### Task prompt
Repeat each entry as written, dropping any picture you find.

─── Dataset entries ───

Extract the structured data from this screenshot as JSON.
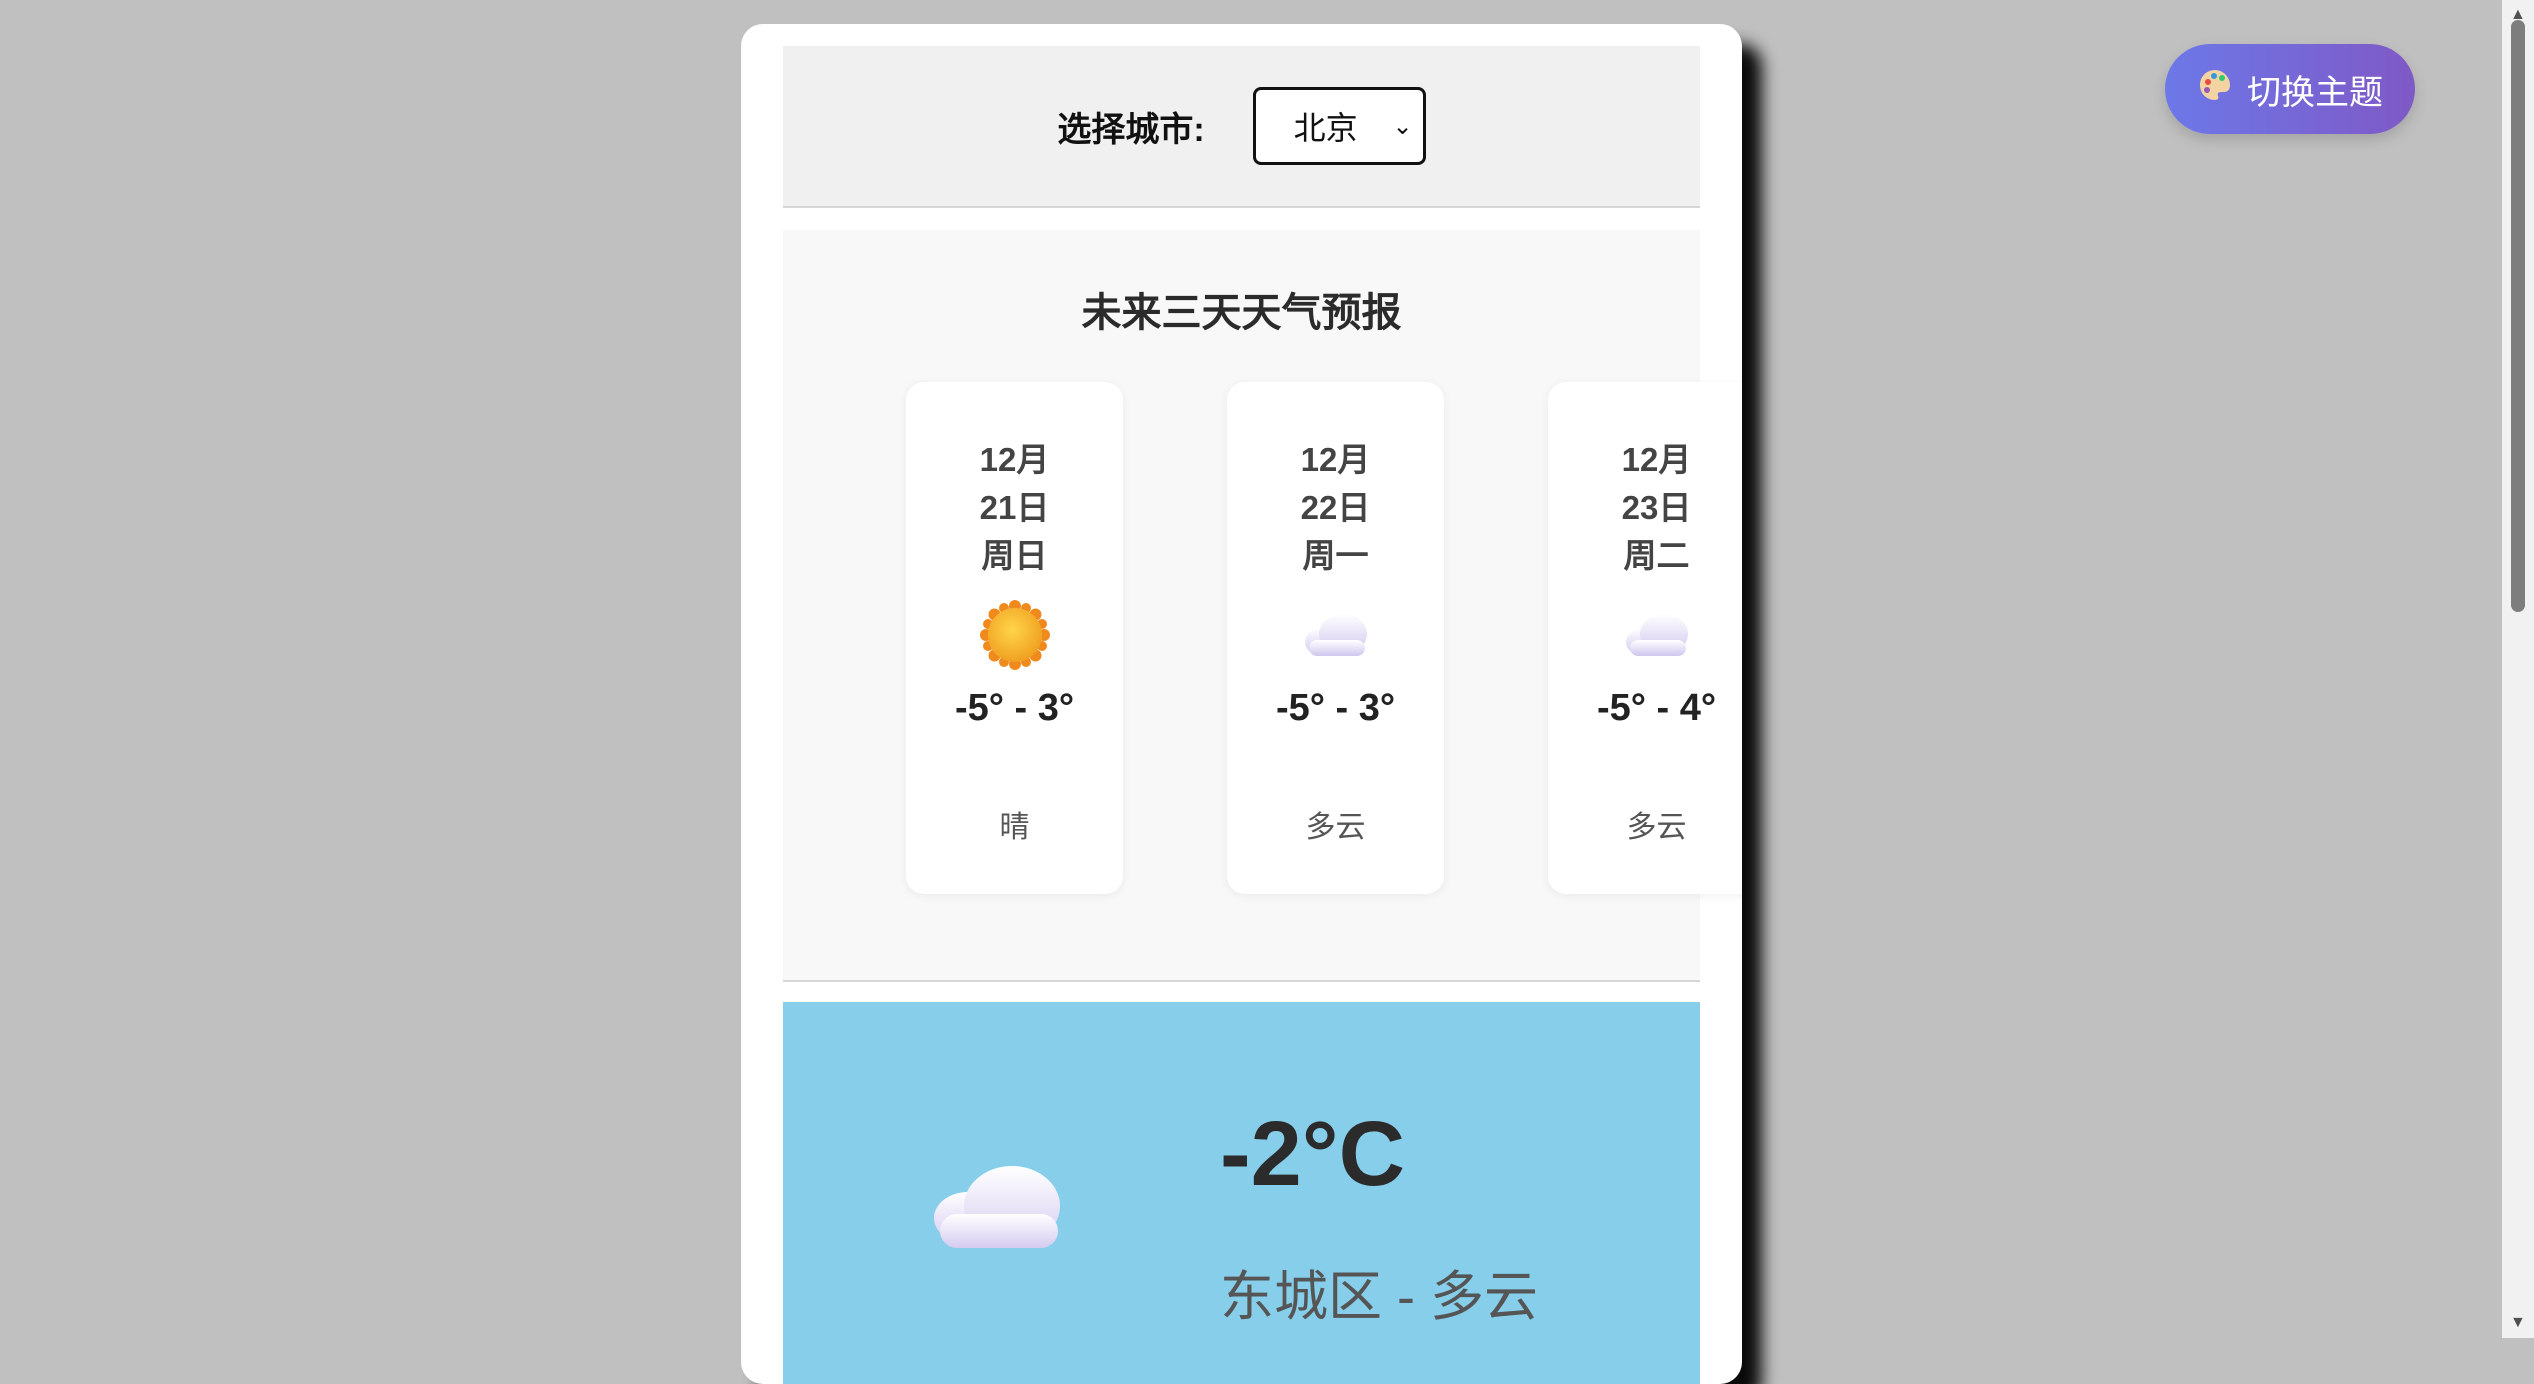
{
  "city_selector": {
    "label": "选择城市:",
    "selected": "北京"
  },
  "forecast": {
    "title": "未来三天天气预报",
    "days": [
      {
        "month": "12月",
        "day": "21日",
        "weekday": "周日",
        "icon": "sun-icon",
        "temp": "-5° - 3°",
        "desc": "晴"
      },
      {
        "month": "12月",
        "day": "22日",
        "weekday": "周一",
        "icon": "cloud-icon",
        "temp": "-5° - 3°",
        "desc": "多云"
      },
      {
        "month": "12月",
        "day": "23日",
        "weekday": "周二",
        "icon": "cloud-icon",
        "temp": "-5° - 4°",
        "desc": "多云"
      }
    ]
  },
  "current": {
    "temperature": "-2°C",
    "location": "东城区 - 多云",
    "icon": "cloud-icon"
  },
  "theme_button": {
    "label": "切换主题",
    "icon": "palette-icon"
  },
  "colors": {
    "page_bg": "#c0c0c0",
    "current_bg": "#87ceeb",
    "theme_button_start": "#6d78e8",
    "theme_button_end": "#7f59c6"
  }
}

───

### The answer
Extract the structured data from this screenshot as JSON.
{
  "city_selector": {
    "label": "选择城市:",
    "selected": "北京"
  },
  "forecast": {
    "title": "未来三天天气预报",
    "days": [
      {
        "month": "12月",
        "day": "21日",
        "weekday": "周日",
        "icon": "sun-icon",
        "temp": "-5° - 3°",
        "desc": "晴"
      },
      {
        "month": "12月",
        "day": "22日",
        "weekday": "周一",
        "icon": "cloud-icon",
        "temp": "-5° - 3°",
        "desc": "多云"
      },
      {
        "month": "12月",
        "day": "23日",
        "weekday": "周二",
        "icon": "cloud-icon",
        "temp": "-5° - 4°",
        "desc": "多云"
      }
    ]
  },
  "current": {
    "temperature": "-2°C",
    "location": "东城区 - 多云",
    "icon": "cloud-icon"
  },
  "theme_button": {
    "label": "切换主题",
    "icon": "palette-icon"
  },
  "colors": {
    "page_bg": "#c0c0c0",
    "current_bg": "#87ceeb",
    "theme_button_start": "#6d78e8",
    "theme_button_end": "#7f59c6"
  }
}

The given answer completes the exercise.